▶ Excerpted passage
Let's set $c = 1$ first.

Time Dilation

Consider two events $\mathcal{E}_1$ and $\mathcal{E}_2$ measured in reference frame $K$ that happen at the same location, denoting them with the coordiantes $(t_1,x,y,z)$ and $(t_2,x,y,z)$. Your equation (A) tells us that for an observer $K'$ boosted in the $x$-direction,

$$t_2' - t_1' = \gamma(t_2 - t_1) - \gamma \beta (x-x) = \gamma (t_2 - t_1)$$

which is the correct expression for the time dilation of a clock stationary in $K$.

Length Contraction

Consider two events $\mathcal{E}_1$ and $\mathcal{E}_2$ measured in reference frame $K$ that happen simultaneously but are separated in space, denoting them with the coordinates $(t,x_1,y_1,z_1)$ and $(t,x_2,y_2,z_2)$; additionally, for simplicity, assume that these events correspond to the endpoints of a meterstick that is comoving with observer $K'$ and aligned with the $x$-axis (i.e $y_1 = y_2$ and $z_1 = z_2$). I have highlighted the word "simultaneously" because it is important to understand that in order to use a meterstick as a ruler to measure length in your own reference frame, the ruler must either be stationary, or you must measure the position of the endpoints according to your own planes of simultaneity.

▶ Stored data

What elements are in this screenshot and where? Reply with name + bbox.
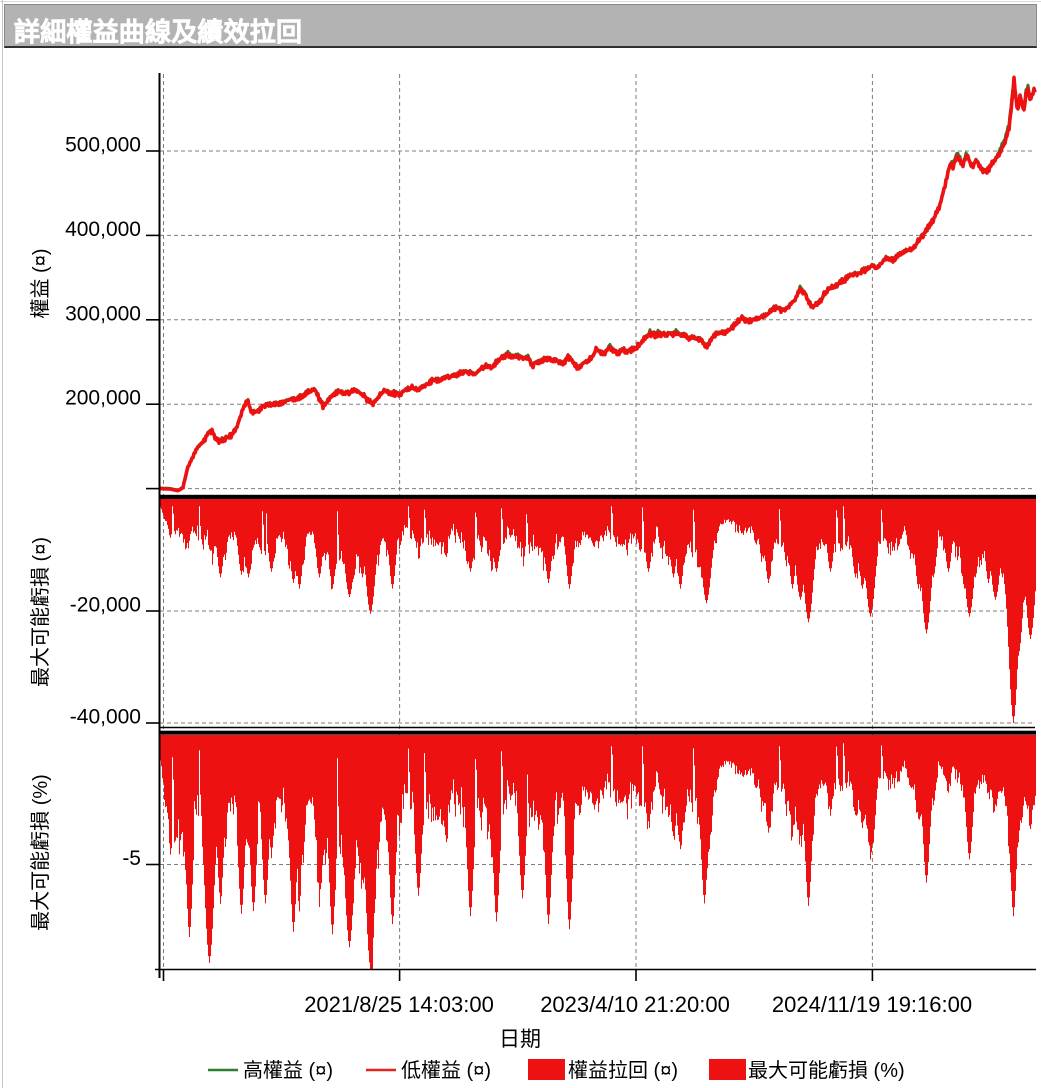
- svg-text:-5: -5: [122, 847, 141, 870]
- svg-text:權益拉回 (¤): 權益拉回 (¤): [568, 1059, 678, 1082]
- svg-text:高權益 (¤): 高權益 (¤): [243, 1059, 333, 1082]
- svg-text:低權益 (¤): 低權益 (¤): [401, 1059, 491, 1082]
- svg-text:2024/11/19 19:16:00: 2024/11/19 19:16:00: [772, 992, 972, 1017]
- svg-text:最大可能虧損 (%): 最大可能虧損 (%): [29, 774, 52, 931]
- svg-text:2023/4/10 21:20:00: 2023/4/10 21:20:00: [540, 992, 730, 1017]
- svg-text:400,000: 400,000: [65, 218, 141, 241]
- svg-text:2021/8/25 14:03:00: 2021/8/25 14:03:00: [304, 992, 494, 1017]
- svg-text:300,000: 300,000: [65, 302, 141, 325]
- svg-text:-20,000: -20,000: [70, 594, 141, 617]
- svg-text:200,000: 200,000: [65, 387, 141, 410]
- svg-text:最大可能虧損 (%): 最大可能虧損 (%): [748, 1059, 905, 1082]
- svg-text:權益 (¤): 權益 (¤): [29, 249, 52, 319]
- svg-text:-40,000: -40,000: [70, 706, 141, 729]
- svg-text:最大可能虧損 (¤): 最大可能虧損 (¤): [29, 537, 52, 687]
- svg-text:500,000: 500,000: [65, 134, 141, 157]
- svg-text:日期: 日期: [499, 1028, 541, 1051]
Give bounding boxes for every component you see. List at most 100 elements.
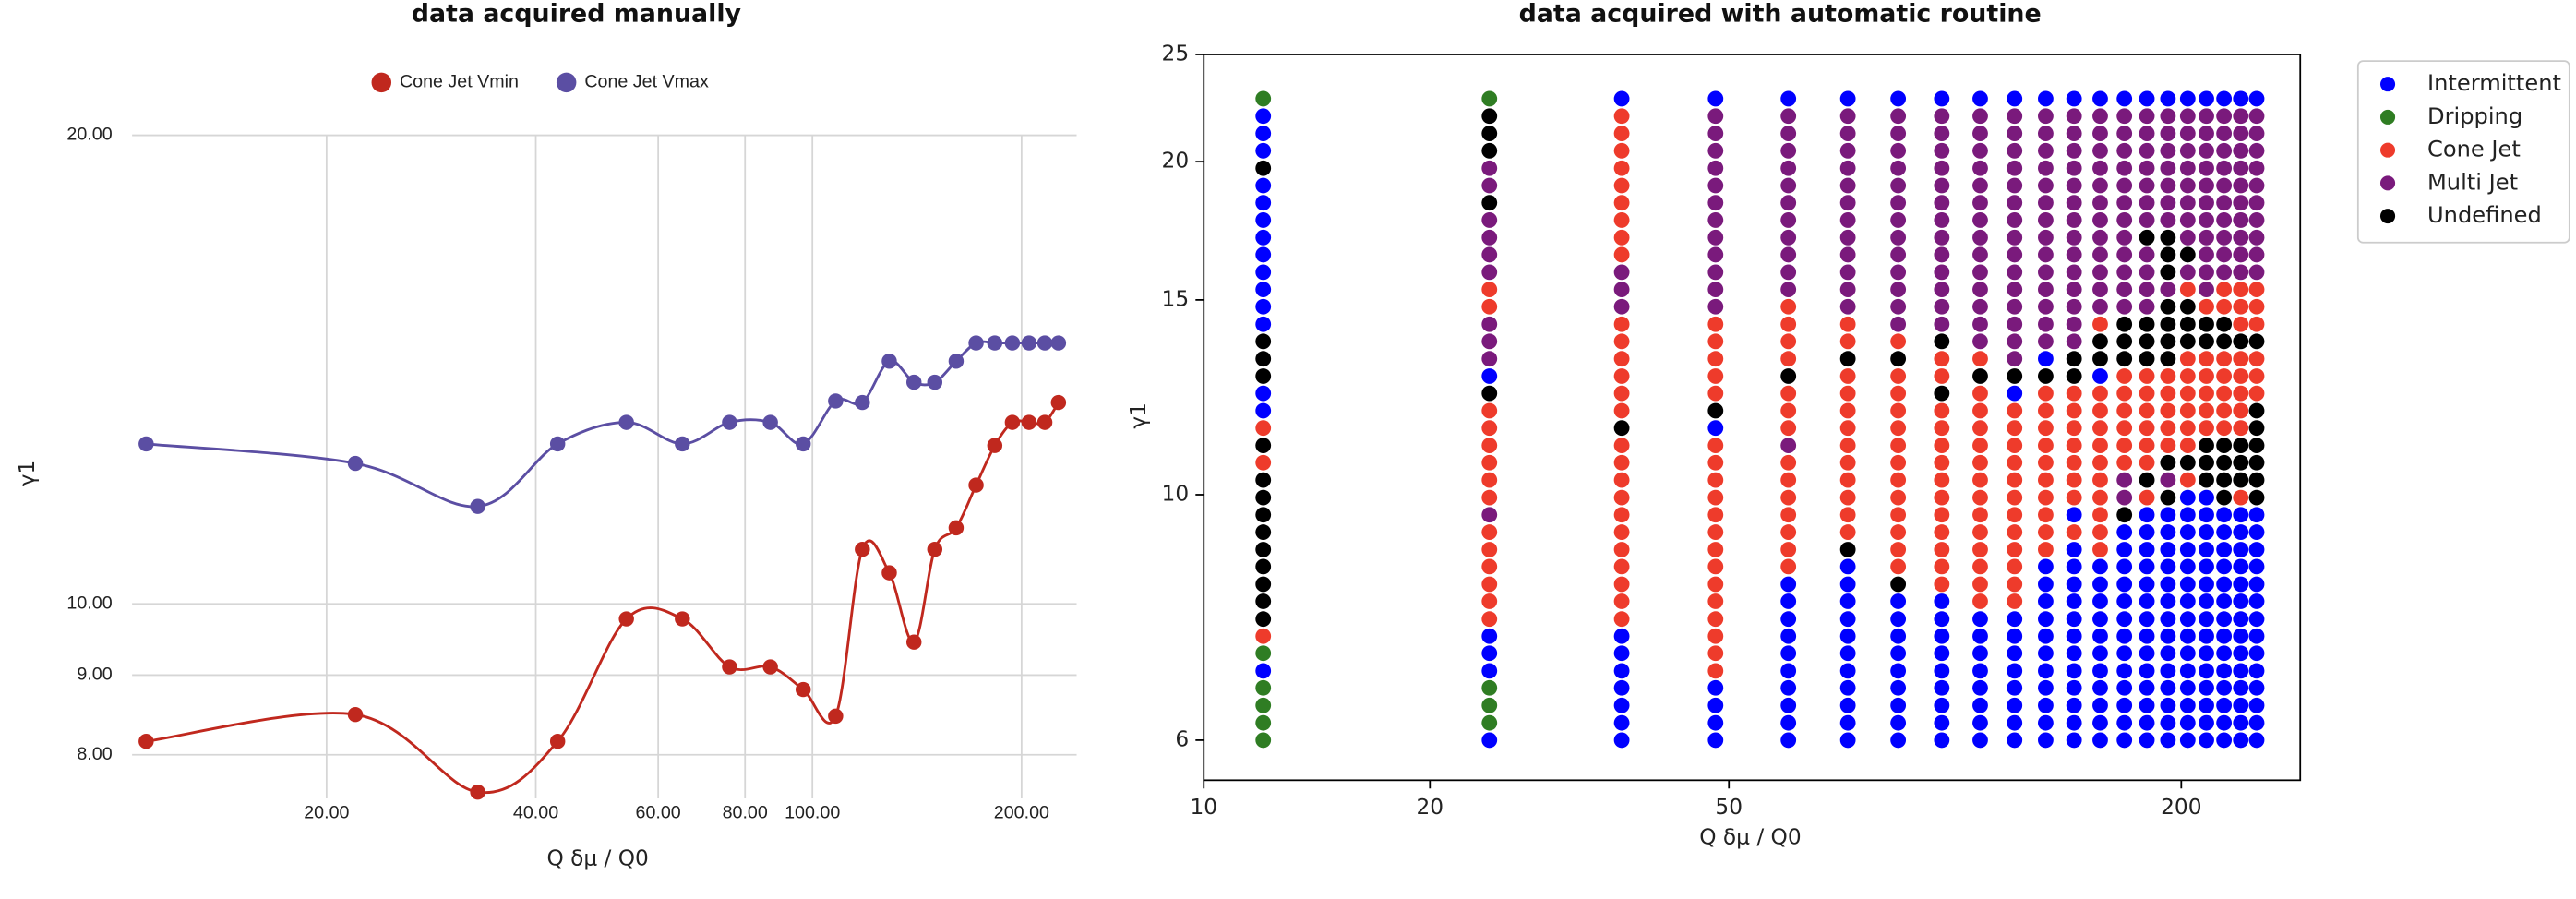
data-point: [2216, 593, 2233, 609]
data-point: [1890, 108, 1907, 125]
data-point: [2179, 126, 2196, 141]
data-point: [2233, 420, 2249, 437]
data-point: [2199, 438, 2214, 453]
x-tick-label: 50: [1715, 795, 1743, 820]
data-point: [2160, 628, 2176, 644]
data-point: [1934, 177, 1950, 194]
data-point: [1707, 714, 1724, 731]
data-point: [2179, 663, 2196, 679]
data-point: [1934, 576, 1950, 593]
data-point: [2038, 628, 2054, 644]
data-point: [2116, 697, 2133, 713]
data-point: [1255, 333, 1272, 350]
data-point: [1255, 472, 1272, 488]
data-point: [1972, 195, 1988, 211]
data-point: [1839, 108, 1856, 125]
data-point: [2139, 679, 2155, 696]
data-point: [1707, 697, 1724, 713]
data-point: [881, 565, 897, 581]
data-point: [2216, 229, 2233, 246]
data-point: [1890, 472, 1907, 488]
data-point: [2216, 507, 2233, 523]
data-point: [1613, 160, 1630, 176]
data-point: [2066, 195, 2082, 211]
data-point: [2139, 542, 2155, 557]
data-point: [1839, 333, 1856, 350]
data-point: [2179, 593, 2196, 609]
data-point: [1934, 282, 1950, 297]
data-point: [1481, 663, 1498, 679]
data-point: [2139, 697, 2155, 713]
data-point: [2066, 282, 2082, 297]
data-point: [1890, 90, 1907, 107]
legend-marker: [2379, 175, 2396, 191]
data-point: [2160, 420, 2176, 437]
data-point: [1780, 438, 1797, 453]
data-point: [2160, 298, 2176, 315]
data-point: [2179, 160, 2196, 176]
data-point: [1004, 335, 1021, 351]
data-point: [2066, 489, 2082, 506]
data-point: [1890, 558, 1907, 575]
data-point: [2116, 282, 2133, 297]
data-point: [1481, 333, 1498, 350]
data-point: [2179, 507, 2196, 523]
data-point: [2007, 385, 2023, 402]
data-point: [2248, 195, 2265, 211]
data-point: [2233, 732, 2249, 749]
data-point: [2216, 714, 2233, 731]
data-point: [1780, 316, 1797, 332]
data-point: [2160, 264, 2176, 281]
data-point: [2248, 333, 2265, 350]
data-point: [2092, 108, 2108, 125]
data-point: [1780, 142, 1797, 159]
data-point: [2139, 160, 2155, 176]
data-point: [1481, 316, 1498, 332]
data-point: [2233, 126, 2249, 141]
data-point: [2216, 212, 2233, 228]
data-point: [2038, 351, 2054, 367]
data-point: [2216, 697, 2233, 713]
data-point: [2179, 628, 2196, 644]
data-point: [1613, 420, 1630, 437]
data-point: [2233, 368, 2249, 384]
data-point: [138, 733, 154, 749]
data-point: [2116, 177, 2133, 194]
data-point: [1934, 385, 1950, 402]
data-point: [2116, 524, 2133, 540]
data-point: [2066, 368, 2082, 384]
data-point: [2199, 489, 2214, 506]
data-point: [1707, 489, 1724, 506]
data-point: [2160, 697, 2176, 713]
data-point: [881, 354, 897, 369]
legend-label: Cone Jet Vmin: [400, 72, 519, 92]
data-point: [1613, 142, 1630, 159]
data-point: [1707, 542, 1724, 557]
data-point: [2038, 542, 2054, 557]
data-point: [2199, 264, 2214, 281]
data-point: [1839, 264, 1856, 281]
chart-title: data acquired with automatic routine: [1519, 0, 2042, 29]
data-point: [1021, 335, 1037, 351]
data-point: [2038, 697, 2054, 713]
x-tick-label: 100.00: [785, 802, 840, 822]
data-point: [1255, 558, 1272, 575]
data-point: [2007, 542, 2023, 557]
data-point: [2092, 593, 2108, 609]
data-point: [1972, 732, 1988, 749]
data-point: [1481, 489, 1498, 506]
data-point: [2216, 645, 2233, 662]
data-point: [2233, 385, 2249, 402]
data-point: [828, 393, 844, 409]
data-point: [2116, 351, 2133, 367]
data-point: [2007, 438, 2023, 453]
data-point: [2116, 142, 2133, 159]
data-point: [2179, 576, 2196, 593]
data-point: [2038, 108, 2054, 125]
data-point: [1707, 282, 1724, 297]
data-point: [1972, 264, 1988, 281]
data-point: [2248, 524, 2265, 540]
data-point: [1707, 454, 1724, 471]
data-point: [2179, 611, 2196, 628]
data-point: [1707, 438, 1724, 453]
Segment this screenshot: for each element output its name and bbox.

▶ Tasks to complete
A – Reproduce the stretch of the passage on time dilation and length contraction from "Let's set $c" through "stationary in $K$.", switching "equation" to "formula".
B – Continue the passage on time dilation and length contraction from the point at which it stops.
The material above has no connection to the passage on time dilation and length contraction.

▶ The replies
A –
Let's set $c = 1$ first.

Time Dilation

Consider two events $\mathcal{E}_1$ and $\mathcal{E}_2$ measured in reference frame $K$ that happen at the same location, denoting them with the coordiantes $(t_1,x,y,z)$ and $(t_2,x,y,z)$. Your formula (A) tells us that for an observer $K'$ boosted in the $x$-direction,

$$t_2' - t_1' = \gamma(t_2 - t_1) - \gamma \beta (x-x) = \gamma (t_2 - t_1)$$

which is the correct expression for the time dilation of a clock stationary in $K$.

B –
Since the ruler is stationary in $K'$, the observer in $K'$ does not have to measure the endpoints of the ruler simultaneously to determine its length $L'$, and your equation (A) tells us that for an observer $K'$ boosted in the $x$-direction,

$$L' = x_2' - x_1' = - \gamma \beta (t-t) + \gamma(x_2 - x_1) = \gamma (x_2 - x_1) = \gamma L$$

which is the correct expression for the length contraction of a ruler stationary in $K'$.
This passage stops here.